[start of EXTRACTED DATA]

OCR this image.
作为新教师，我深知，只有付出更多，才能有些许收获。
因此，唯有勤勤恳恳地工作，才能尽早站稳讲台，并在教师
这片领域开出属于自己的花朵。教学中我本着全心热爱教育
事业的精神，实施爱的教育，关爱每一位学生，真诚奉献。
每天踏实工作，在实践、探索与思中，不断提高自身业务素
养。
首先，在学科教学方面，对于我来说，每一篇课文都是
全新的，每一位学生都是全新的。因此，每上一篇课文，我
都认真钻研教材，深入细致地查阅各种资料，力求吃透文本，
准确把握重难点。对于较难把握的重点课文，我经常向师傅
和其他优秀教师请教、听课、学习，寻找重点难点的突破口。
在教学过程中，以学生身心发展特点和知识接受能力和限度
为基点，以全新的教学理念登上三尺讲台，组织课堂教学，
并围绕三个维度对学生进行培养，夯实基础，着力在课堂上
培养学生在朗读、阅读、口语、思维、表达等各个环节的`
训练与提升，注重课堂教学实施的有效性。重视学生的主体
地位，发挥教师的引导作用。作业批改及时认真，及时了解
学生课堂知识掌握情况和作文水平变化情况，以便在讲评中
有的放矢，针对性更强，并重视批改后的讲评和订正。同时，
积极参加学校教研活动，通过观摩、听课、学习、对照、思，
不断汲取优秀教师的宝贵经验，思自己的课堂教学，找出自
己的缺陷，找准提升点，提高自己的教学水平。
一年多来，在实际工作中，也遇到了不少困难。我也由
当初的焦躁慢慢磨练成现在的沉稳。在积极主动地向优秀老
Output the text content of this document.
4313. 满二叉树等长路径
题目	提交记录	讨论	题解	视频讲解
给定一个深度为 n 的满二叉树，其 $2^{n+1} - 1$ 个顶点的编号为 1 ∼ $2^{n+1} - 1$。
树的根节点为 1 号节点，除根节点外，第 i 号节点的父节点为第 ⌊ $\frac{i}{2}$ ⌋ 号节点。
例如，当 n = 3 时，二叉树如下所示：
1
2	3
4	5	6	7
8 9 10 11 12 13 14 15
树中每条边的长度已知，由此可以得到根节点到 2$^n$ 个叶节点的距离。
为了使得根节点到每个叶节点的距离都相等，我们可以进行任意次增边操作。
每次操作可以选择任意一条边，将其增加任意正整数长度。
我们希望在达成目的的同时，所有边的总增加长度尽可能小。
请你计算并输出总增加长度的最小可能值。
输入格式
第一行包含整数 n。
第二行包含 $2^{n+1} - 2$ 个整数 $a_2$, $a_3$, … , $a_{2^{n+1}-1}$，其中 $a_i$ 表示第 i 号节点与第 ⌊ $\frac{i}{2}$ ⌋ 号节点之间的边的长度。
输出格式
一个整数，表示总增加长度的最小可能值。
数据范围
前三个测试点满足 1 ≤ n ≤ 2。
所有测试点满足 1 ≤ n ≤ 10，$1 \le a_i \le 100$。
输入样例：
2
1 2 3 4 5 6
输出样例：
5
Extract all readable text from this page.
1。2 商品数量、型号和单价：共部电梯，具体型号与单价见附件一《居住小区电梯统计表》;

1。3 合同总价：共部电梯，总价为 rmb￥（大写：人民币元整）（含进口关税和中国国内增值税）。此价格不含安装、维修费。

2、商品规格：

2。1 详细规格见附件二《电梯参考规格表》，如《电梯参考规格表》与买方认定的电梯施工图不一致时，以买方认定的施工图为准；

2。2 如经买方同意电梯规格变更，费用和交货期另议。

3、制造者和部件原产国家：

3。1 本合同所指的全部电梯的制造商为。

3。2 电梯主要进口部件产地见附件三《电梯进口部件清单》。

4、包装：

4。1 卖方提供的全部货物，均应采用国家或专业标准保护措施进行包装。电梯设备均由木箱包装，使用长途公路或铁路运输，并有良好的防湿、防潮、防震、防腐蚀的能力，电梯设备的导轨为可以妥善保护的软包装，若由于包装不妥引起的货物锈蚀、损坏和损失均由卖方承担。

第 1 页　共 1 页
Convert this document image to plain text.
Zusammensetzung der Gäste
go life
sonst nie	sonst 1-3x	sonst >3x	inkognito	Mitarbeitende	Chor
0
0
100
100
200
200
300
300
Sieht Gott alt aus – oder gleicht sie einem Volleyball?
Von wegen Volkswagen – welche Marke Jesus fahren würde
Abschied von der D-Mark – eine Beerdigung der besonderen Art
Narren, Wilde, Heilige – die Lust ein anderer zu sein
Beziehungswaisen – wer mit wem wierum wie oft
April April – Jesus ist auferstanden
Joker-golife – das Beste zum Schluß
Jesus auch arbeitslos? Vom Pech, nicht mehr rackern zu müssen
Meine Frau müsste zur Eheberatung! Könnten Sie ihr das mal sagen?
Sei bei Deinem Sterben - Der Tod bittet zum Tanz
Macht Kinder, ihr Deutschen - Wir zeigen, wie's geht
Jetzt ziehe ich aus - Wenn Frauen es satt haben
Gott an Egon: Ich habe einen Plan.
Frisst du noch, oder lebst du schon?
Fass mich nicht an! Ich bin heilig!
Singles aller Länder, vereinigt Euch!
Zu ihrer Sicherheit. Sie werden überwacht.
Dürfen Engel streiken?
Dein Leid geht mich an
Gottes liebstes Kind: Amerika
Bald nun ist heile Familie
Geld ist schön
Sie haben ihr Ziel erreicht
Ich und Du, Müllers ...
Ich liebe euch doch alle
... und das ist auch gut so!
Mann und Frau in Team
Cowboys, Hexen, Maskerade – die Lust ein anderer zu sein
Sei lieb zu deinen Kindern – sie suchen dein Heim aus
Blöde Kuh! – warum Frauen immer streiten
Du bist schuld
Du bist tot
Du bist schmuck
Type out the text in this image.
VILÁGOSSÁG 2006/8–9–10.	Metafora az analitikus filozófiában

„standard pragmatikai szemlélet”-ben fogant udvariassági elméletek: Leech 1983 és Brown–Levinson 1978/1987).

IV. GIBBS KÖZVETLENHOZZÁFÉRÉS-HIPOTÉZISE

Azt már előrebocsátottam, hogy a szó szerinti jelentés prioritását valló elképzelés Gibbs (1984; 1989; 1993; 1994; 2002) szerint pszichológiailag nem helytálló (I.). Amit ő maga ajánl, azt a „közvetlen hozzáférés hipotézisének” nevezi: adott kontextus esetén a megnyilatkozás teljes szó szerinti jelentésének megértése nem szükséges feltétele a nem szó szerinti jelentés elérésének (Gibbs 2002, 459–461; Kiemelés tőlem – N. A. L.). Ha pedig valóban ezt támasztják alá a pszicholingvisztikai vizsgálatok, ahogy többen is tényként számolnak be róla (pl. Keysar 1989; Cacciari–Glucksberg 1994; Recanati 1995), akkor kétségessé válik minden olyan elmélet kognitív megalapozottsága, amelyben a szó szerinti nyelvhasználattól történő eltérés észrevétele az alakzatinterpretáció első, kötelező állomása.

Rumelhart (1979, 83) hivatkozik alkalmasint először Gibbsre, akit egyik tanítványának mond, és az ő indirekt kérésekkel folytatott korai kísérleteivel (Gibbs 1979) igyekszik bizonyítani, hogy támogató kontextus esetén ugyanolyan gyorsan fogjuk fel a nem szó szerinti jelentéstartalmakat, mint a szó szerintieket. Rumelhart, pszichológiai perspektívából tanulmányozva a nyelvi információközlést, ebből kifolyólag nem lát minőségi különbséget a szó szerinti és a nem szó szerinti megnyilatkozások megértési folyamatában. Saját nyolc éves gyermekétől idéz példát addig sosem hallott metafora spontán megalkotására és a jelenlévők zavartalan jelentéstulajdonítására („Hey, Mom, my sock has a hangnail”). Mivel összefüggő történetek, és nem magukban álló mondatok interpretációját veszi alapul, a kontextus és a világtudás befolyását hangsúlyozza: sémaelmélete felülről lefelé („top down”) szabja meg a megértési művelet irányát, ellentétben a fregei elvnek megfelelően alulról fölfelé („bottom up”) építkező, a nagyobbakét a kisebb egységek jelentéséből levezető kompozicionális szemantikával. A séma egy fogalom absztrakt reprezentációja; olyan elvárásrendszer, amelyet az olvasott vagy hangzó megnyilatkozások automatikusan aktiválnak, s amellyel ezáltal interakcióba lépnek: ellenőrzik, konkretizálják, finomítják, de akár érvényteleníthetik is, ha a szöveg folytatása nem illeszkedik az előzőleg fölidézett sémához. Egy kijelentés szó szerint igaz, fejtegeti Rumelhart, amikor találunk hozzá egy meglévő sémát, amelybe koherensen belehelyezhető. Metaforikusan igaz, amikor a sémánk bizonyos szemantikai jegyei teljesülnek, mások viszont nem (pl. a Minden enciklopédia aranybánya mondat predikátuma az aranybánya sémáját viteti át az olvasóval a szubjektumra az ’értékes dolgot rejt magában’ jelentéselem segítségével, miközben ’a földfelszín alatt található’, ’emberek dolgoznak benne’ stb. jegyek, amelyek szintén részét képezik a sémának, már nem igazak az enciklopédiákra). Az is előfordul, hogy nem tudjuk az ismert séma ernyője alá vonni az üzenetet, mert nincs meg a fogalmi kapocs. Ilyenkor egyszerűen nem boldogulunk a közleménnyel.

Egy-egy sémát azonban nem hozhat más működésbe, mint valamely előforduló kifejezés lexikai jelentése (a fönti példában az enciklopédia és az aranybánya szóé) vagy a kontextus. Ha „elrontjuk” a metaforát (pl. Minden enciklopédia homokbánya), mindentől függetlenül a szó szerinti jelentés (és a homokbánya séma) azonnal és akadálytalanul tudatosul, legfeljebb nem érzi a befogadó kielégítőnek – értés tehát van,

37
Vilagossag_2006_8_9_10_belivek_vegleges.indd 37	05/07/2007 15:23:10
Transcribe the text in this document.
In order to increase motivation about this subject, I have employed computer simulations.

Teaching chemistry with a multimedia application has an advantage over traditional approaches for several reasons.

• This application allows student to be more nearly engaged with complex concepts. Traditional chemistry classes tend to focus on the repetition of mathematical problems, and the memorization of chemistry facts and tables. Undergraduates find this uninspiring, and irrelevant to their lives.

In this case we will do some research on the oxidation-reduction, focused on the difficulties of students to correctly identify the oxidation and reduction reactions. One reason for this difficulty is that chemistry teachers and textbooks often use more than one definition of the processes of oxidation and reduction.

[end of EXTRACTED DATA]

GOAL | Out of the material above, gather each line where "haben" appears.

ANSWER FOR THE TASK |
Jetzt ziehe ich aus - Wenn Frauen es satt haben
Sie haben ihr Ziel erreicht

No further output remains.